Exercise objective:
Read the records below. Copy each line where the string "text" occurs.

Saved entries:
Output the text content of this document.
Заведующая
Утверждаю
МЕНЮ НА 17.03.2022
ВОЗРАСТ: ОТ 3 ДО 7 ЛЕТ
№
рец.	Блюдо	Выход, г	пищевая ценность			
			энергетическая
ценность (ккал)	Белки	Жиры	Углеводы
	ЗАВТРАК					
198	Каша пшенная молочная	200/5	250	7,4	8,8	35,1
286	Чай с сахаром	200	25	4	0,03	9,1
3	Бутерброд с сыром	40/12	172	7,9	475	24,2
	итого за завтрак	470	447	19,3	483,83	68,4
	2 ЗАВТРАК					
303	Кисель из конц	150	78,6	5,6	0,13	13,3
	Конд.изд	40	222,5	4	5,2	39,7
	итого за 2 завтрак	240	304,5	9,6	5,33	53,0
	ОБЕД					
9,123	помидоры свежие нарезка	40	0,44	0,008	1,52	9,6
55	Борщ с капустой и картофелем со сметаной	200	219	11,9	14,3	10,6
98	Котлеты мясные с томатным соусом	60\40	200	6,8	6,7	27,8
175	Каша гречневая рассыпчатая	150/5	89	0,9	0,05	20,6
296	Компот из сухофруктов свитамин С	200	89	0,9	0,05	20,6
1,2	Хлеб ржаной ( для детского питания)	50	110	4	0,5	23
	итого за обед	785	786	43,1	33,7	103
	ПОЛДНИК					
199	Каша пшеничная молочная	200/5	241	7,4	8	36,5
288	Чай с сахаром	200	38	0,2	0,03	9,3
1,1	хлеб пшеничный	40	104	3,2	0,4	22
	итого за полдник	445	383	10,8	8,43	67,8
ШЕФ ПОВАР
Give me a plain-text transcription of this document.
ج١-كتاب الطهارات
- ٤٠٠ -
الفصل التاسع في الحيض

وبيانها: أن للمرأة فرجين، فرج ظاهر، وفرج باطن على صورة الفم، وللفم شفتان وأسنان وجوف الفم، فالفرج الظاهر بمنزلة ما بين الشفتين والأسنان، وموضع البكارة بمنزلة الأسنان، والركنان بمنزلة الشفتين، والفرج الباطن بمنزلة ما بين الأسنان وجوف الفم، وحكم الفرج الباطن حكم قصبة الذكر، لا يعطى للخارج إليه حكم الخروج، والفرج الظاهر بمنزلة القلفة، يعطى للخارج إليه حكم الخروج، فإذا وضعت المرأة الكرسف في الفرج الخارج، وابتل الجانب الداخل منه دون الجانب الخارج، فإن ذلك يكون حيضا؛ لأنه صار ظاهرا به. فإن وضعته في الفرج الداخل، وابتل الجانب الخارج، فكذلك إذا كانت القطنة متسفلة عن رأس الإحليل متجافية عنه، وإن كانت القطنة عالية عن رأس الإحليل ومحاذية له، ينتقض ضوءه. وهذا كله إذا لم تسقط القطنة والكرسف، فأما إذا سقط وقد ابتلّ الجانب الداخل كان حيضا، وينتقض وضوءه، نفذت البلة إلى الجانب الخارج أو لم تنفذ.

Result:
Output the text content of this document.
Give me a plain-text transcription of this document.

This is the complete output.